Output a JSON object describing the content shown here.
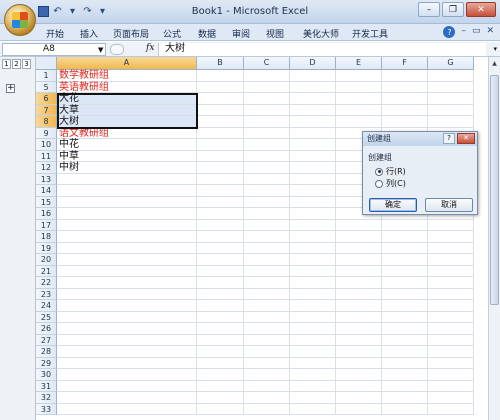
{
  "window": {
    "title": "Book1 - Microsoft Excel",
    "controls": [
      "–",
      "❐",
      "✕"
    ]
  },
  "ribbon": {
    "tabs": [
      "开始",
      "插入",
      "页面布局",
      "公式",
      "数据",
      "审阅",
      "视图",
      "美化大师",
      "开发工具"
    ],
    "right_icons": [
      "?",
      "–",
      "▭",
      "✕"
    ]
  },
  "formula_bar": {
    "name_box": "A8",
    "fx": "fx",
    "value": "大树"
  },
  "outline": {
    "levels": [
      "1",
      "2",
      "3"
    ],
    "toggle": "+"
  },
  "columns": [
    "A",
    "B",
    "C",
    "D",
    "E",
    "F",
    "G"
  ],
  "selected_column": "A",
  "rows": [
    {
      "num": "1",
      "a": "数学教研组",
      "style": "red"
    },
    {
      "num": "5",
      "a": "英语教研组",
      "style": "red"
    },
    {
      "num": "6",
      "a": "大花",
      "style": "selected"
    },
    {
      "num": "7",
      "a": "大草",
      "style": "selected"
    },
    {
      "num": "8",
      "a": "大树",
      "style": "selected"
    },
    {
      "num": "9",
      "a": "语文教研组",
      "style": "red"
    },
    {
      "num": "10",
      "a": "中花",
      "style": ""
    },
    {
      "num": "11",
      "a": "中草",
      "style": ""
    },
    {
      "num": "12",
      "a": "中树",
      "style": ""
    },
    {
      "num": "13",
      "a": "",
      "style": ""
    },
    {
      "num": "14",
      "a": "",
      "style": ""
    },
    {
      "num": "15",
      "a": "",
      "style": ""
    },
    {
      "num": "16",
      "a": "",
      "style": ""
    },
    {
      "num": "17",
      "a": "",
      "style": ""
    },
    {
      "num": "18",
      "a": "",
      "style": ""
    },
    {
      "num": "19",
      "a": "",
      "style": ""
    },
    {
      "num": "20",
      "a": "",
      "style": ""
    },
    {
      "num": "21",
      "a": "",
      "style": ""
    },
    {
      "num": "22",
      "a": "",
      "style": ""
    },
    {
      "num": "23",
      "a": "",
      "style": ""
    },
    {
      "num": "24",
      "a": "",
      "style": ""
    },
    {
      "num": "25",
      "a": "",
      "style": ""
    },
    {
      "num": "26",
      "a": "",
      "style": ""
    },
    {
      "num": "27",
      "a": "",
      "style": ""
    },
    {
      "num": "28",
      "a": "",
      "style": ""
    },
    {
      "num": "29",
      "a": "",
      "style": ""
    },
    {
      "num": "30",
      "a": "",
      "style": ""
    },
    {
      "num": "31",
      "a": "",
      "style": ""
    },
    {
      "num": "32",
      "a": "",
      "style": ""
    },
    {
      "num": "33",
      "a": "",
      "style": ""
    }
  ],
  "dialog": {
    "title": "创建组",
    "help": "?",
    "close": "✕",
    "group_label": "创建组",
    "options": [
      {
        "label": "行(R)",
        "checked": true
      },
      {
        "label": "列(C)",
        "checked": false
      }
    ],
    "ok": "确定",
    "cancel": "取消"
  },
  "colors": {
    "red_text": "#e2231a",
    "selection_fill": "#dbe6f6",
    "header_selected": "#f1b84c"
  }
}
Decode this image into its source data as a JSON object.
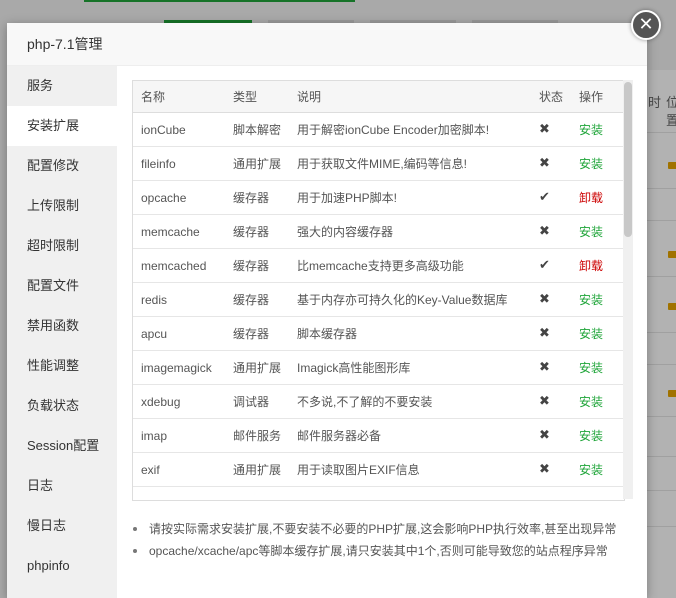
{
  "background": {
    "right_headers": [
      "时",
      "位置"
    ]
  },
  "modal": {
    "title": "php-7.1管理",
    "close_icon": "✕"
  },
  "sidebar": {
    "items": [
      {
        "label": "服务"
      },
      {
        "label": "安装扩展",
        "active": true
      },
      {
        "label": "配置修改"
      },
      {
        "label": "上传限制"
      },
      {
        "label": "超时限制"
      },
      {
        "label": "配置文件"
      },
      {
        "label": "禁用函数"
      },
      {
        "label": "性能调整"
      },
      {
        "label": "负载状态"
      },
      {
        "label": "Session配置"
      },
      {
        "label": "日志"
      },
      {
        "label": "慢日志"
      },
      {
        "label": "phpinfo"
      }
    ]
  },
  "table": {
    "headers": [
      "名称",
      "类型",
      "说明",
      "状态",
      "操作"
    ],
    "rows": [
      {
        "name": "ionCube",
        "type": "脚本解密",
        "desc": "用于解密ionCube Encoder加密脚本!",
        "status": "✖",
        "action": "安装"
      },
      {
        "name": "fileinfo",
        "type": "通用扩展",
        "desc": "用于获取文件MIME,编码等信息!",
        "status": "✖",
        "action": "安装"
      },
      {
        "name": "opcache",
        "type": "缓存器",
        "desc": "用于加速PHP脚本!",
        "status": "✔",
        "action": "卸载"
      },
      {
        "name": "memcache",
        "type": "缓存器",
        "desc": "强大的内容缓存器",
        "status": "✖",
        "action": "安装"
      },
      {
        "name": "memcached",
        "type": "缓存器",
        "desc": "比memcache支持更多高级功能",
        "status": "✔",
        "action": "卸载"
      },
      {
        "name": "redis",
        "type": "缓存器",
        "desc": "基于内存亦可持久化的Key-Value数据库",
        "status": "✖",
        "action": "安装"
      },
      {
        "name": "apcu",
        "type": "缓存器",
        "desc": "脚本缓存器",
        "status": "✖",
        "action": "安装"
      },
      {
        "name": "imagemagick",
        "type": "通用扩展",
        "desc": "Imagick高性能图形库",
        "status": "✖",
        "action": "安装"
      },
      {
        "name": "xdebug",
        "type": "调试器",
        "desc": "不多说,不了解的不要安装",
        "status": "✖",
        "action": "安装"
      },
      {
        "name": "imap",
        "type": "邮件服务",
        "desc": "邮件服务器必备",
        "status": "✖",
        "action": "安装"
      },
      {
        "name": "exif",
        "type": "通用扩展",
        "desc": "用于读取图片EXIF信息",
        "status": "✖",
        "action": "安装"
      }
    ]
  },
  "tips": [
    "请按实际需求安装扩展,不要安装不必要的PHP扩展,这会影响PHP执行效率,甚至出现异常",
    "opcache/xcache/apc等脚本缓存扩展,请只安装其中1个,否则可能导致您的站点程序异常"
  ]
}
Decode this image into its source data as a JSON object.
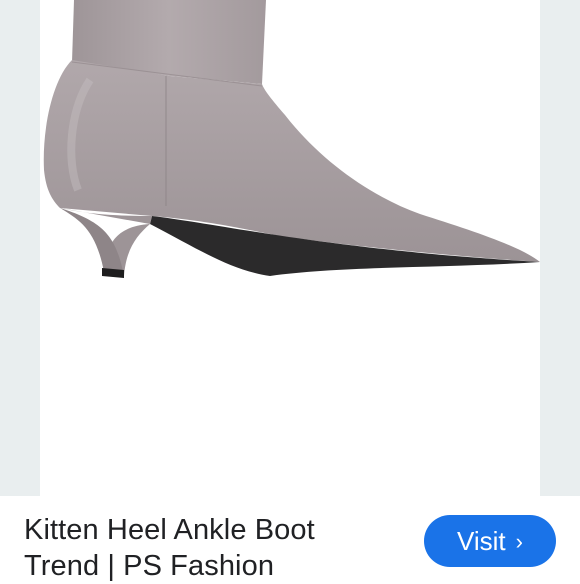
{
  "result": {
    "title_line1": "Kitten Heel Ankle Boot",
    "title_line2": "Trend | PS Fashion"
  },
  "actions": {
    "visit_label": "Visit",
    "visit_icon": "chevron-right-icon",
    "accent_color": "#1a73e8"
  },
  "image": {
    "subject": "product-photo",
    "boot_color": "#a59b9e"
  }
}
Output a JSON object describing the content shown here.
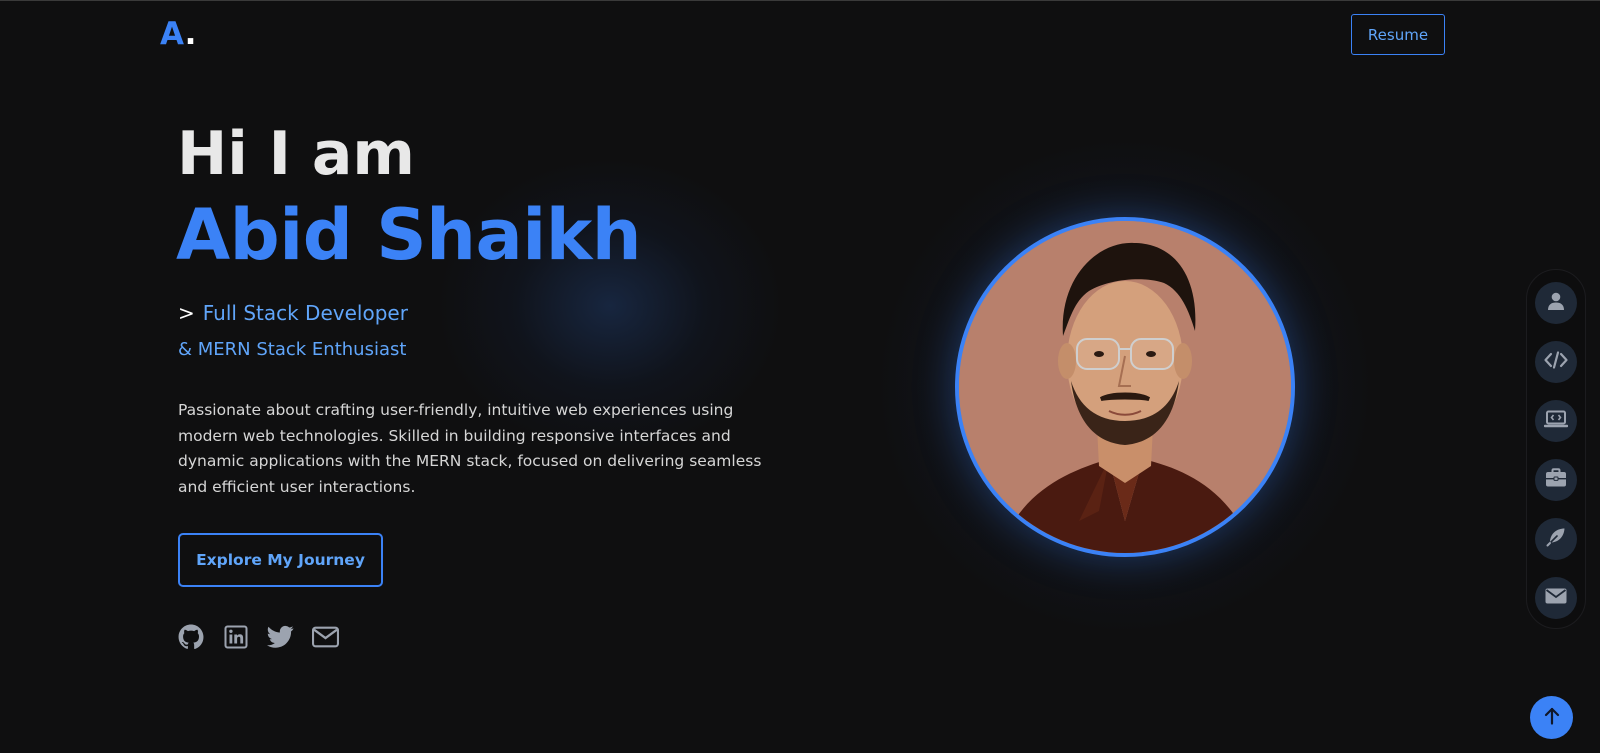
{
  "nav": {
    "logo_letter": "A",
    "logo_dot": ".",
    "resume_label": "Resume"
  },
  "hero": {
    "greeting": "Hi I am",
    "name": "Abid Shaikh",
    "role_prefix": ">",
    "role_primary": "Full Stack Developer",
    "role_secondary": "& MERN Stack Enthusiast",
    "description": "Passionate about crafting user-friendly, intuitive web experiences using modern web technologies. Skilled in building responsive interfaces and dynamic applications with the MERN stack, focused on delivering seamless and efficient user interactions.",
    "cta_label": "Explore My Journey"
  },
  "socials": [
    {
      "icon": "github-icon"
    },
    {
      "icon": "linkedin-icon"
    },
    {
      "icon": "twitter-icon"
    },
    {
      "icon": "envelope-icon"
    }
  ],
  "sidenav": [
    {
      "icon": "user-icon"
    },
    {
      "icon": "code-icon"
    },
    {
      "icon": "laptop-code-icon"
    },
    {
      "icon": "briefcase-icon"
    },
    {
      "icon": "feather-icon"
    },
    {
      "icon": "envelope-icon"
    }
  ],
  "scroll_top_icon": "arrow-up-icon",
  "colors": {
    "background": "#0f0f10",
    "accent": "#3b82f6",
    "accent_light": "#60a5fa",
    "text": "#e8e8e8",
    "icon_gray": "#9ca3af",
    "sidenav_item": "#1f2937"
  }
}
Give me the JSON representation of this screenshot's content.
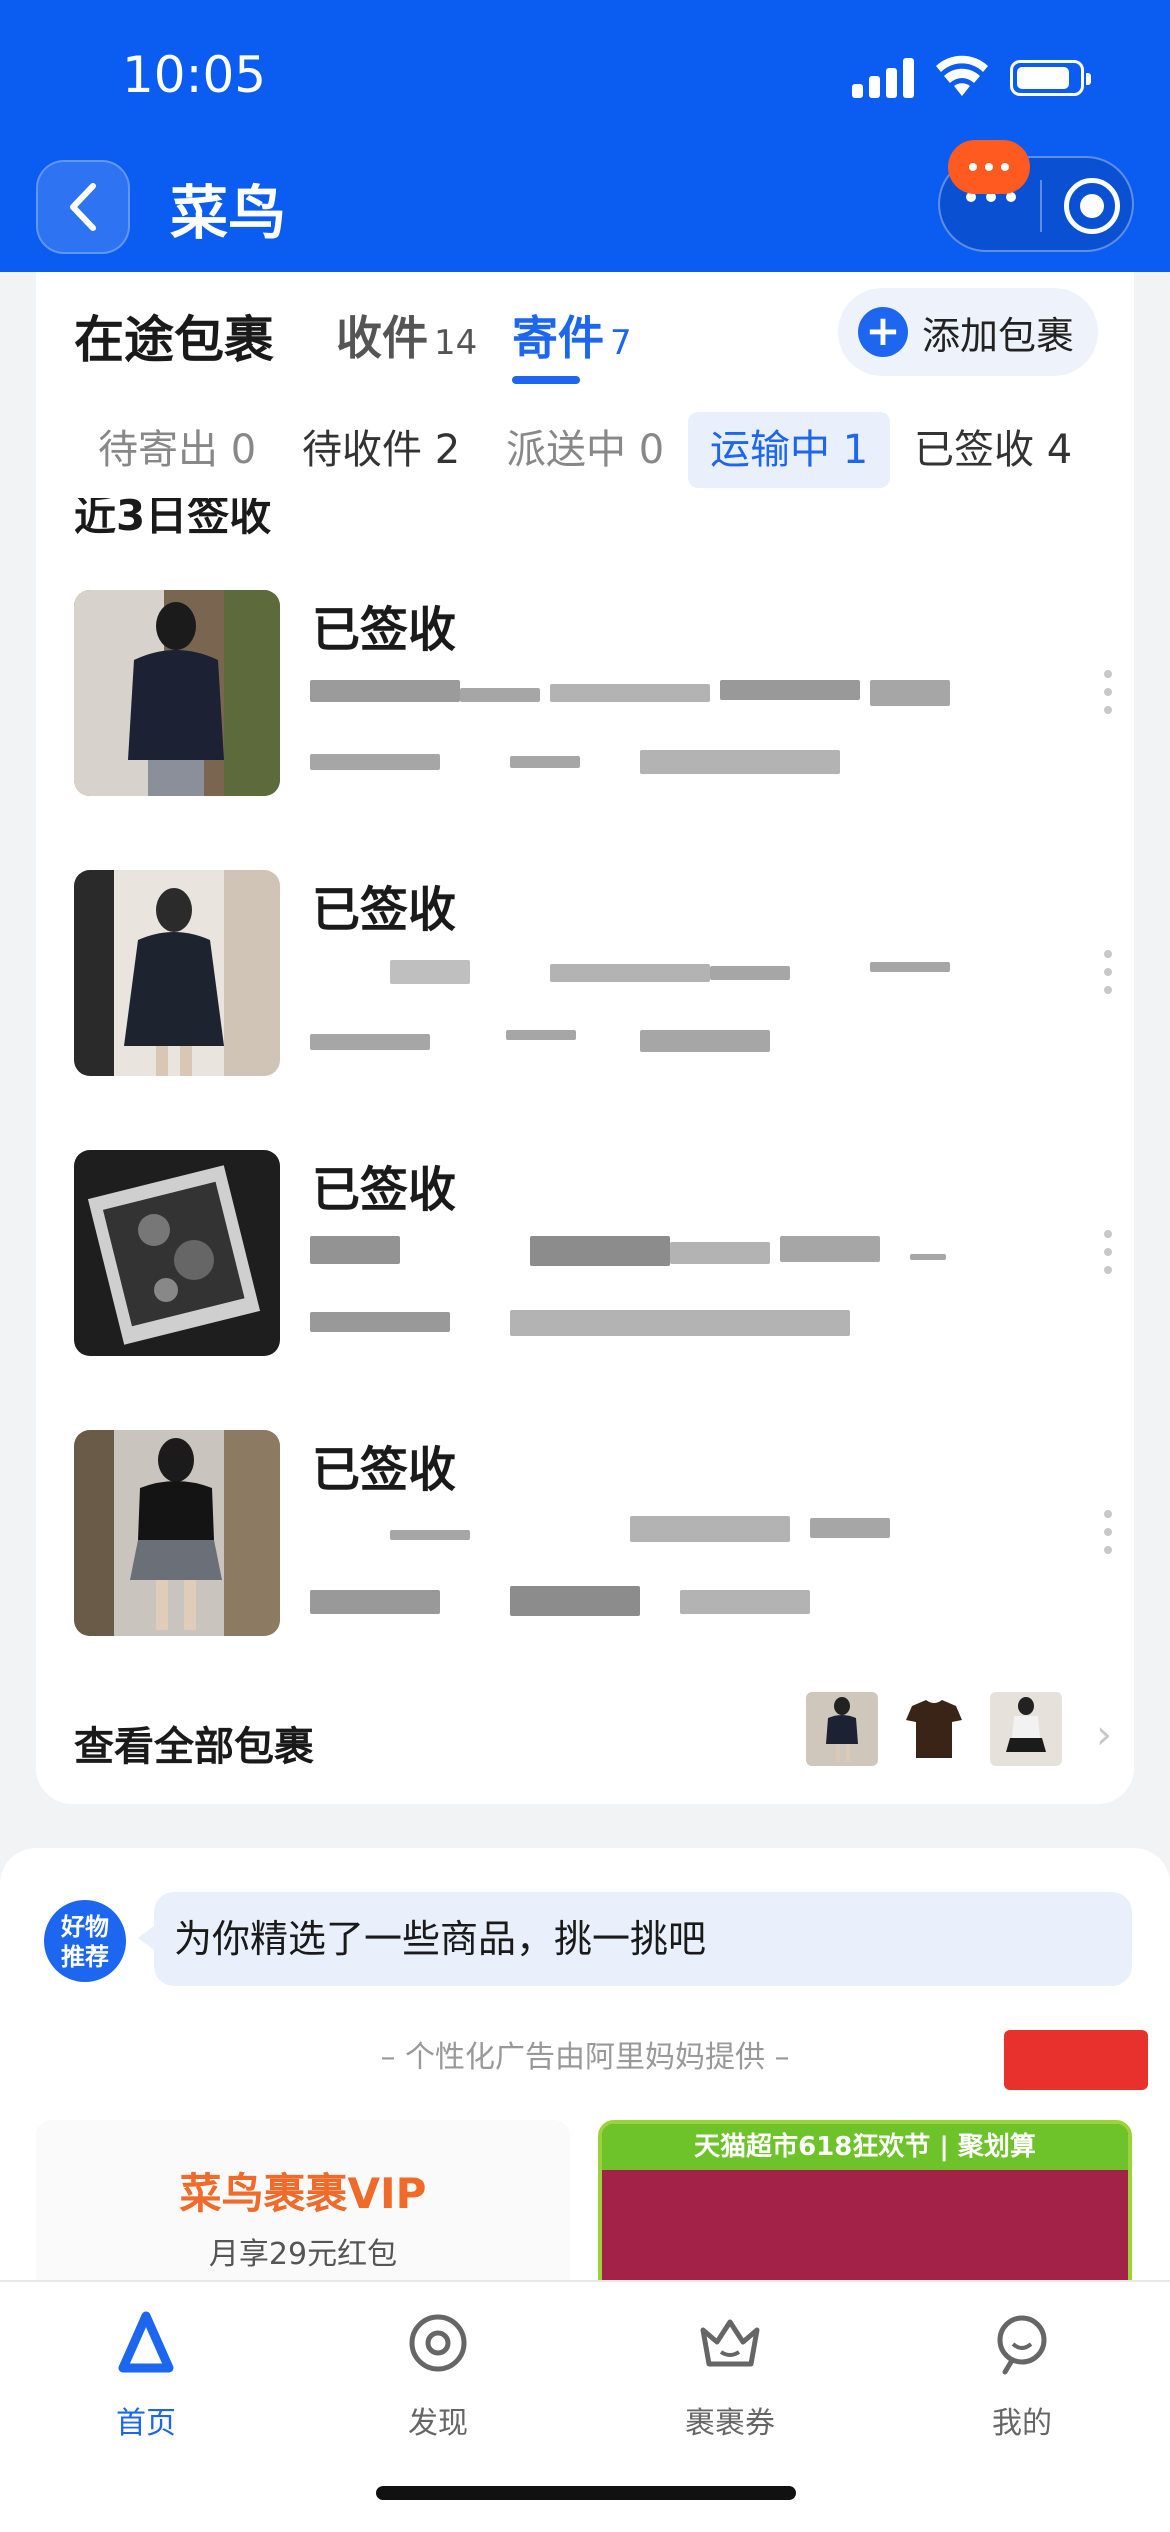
{
  "status_bar": {
    "time": "10:05"
  },
  "nav": {
    "title": "菜鸟"
  },
  "tabs": {
    "main": "在途包裹",
    "receive_label": "收件",
    "receive_count": "14",
    "send_label": "寄件",
    "send_count": "7",
    "add_label": "添加包裹"
  },
  "subtabs": [
    "待寄出 0",
    "待收件 2",
    "派送中 0",
    "运输中 1",
    "已签收 4"
  ],
  "section_title": "近3日签收",
  "packages": [
    {
      "status": "已签收"
    },
    {
      "status": "已签收"
    },
    {
      "status": "已签收"
    },
    {
      "status": "已签收"
    }
  ],
  "view_all": {
    "label": "查看全部包裹"
  },
  "recommend": {
    "badge_line1": "好物",
    "badge_line2": "推荐",
    "bubble": "为你精选了一些商品，挑一挑吧",
    "ad_note": "– 个性化广告由阿里妈妈提供 –",
    "vip_title": "菜鸟裹裹VIP",
    "vip_sub": "月享29元红包",
    "tmall_banner": "天猫超市618狂欢节 | 聚划算"
  },
  "tabbar": [
    {
      "label": "首页",
      "icon": "cainiao-logo-icon",
      "active": true
    },
    {
      "label": "发现",
      "icon": "discover-icon",
      "active": false
    },
    {
      "label": "裹裹券",
      "icon": "crown-coupon-icon",
      "active": false
    },
    {
      "label": "我的",
      "icon": "profile-icon",
      "active": false
    }
  ],
  "colors": {
    "brand_blue": "#0b5cf0",
    "accent_blue": "#1c66f0",
    "vip_orange": "#f06a2a"
  }
}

------------

> **Aim of the task**
Check each line of the entries for the string "true". Copy the lines that have it.

> **Written response**
        "checked": true
        "active": true
      "active": true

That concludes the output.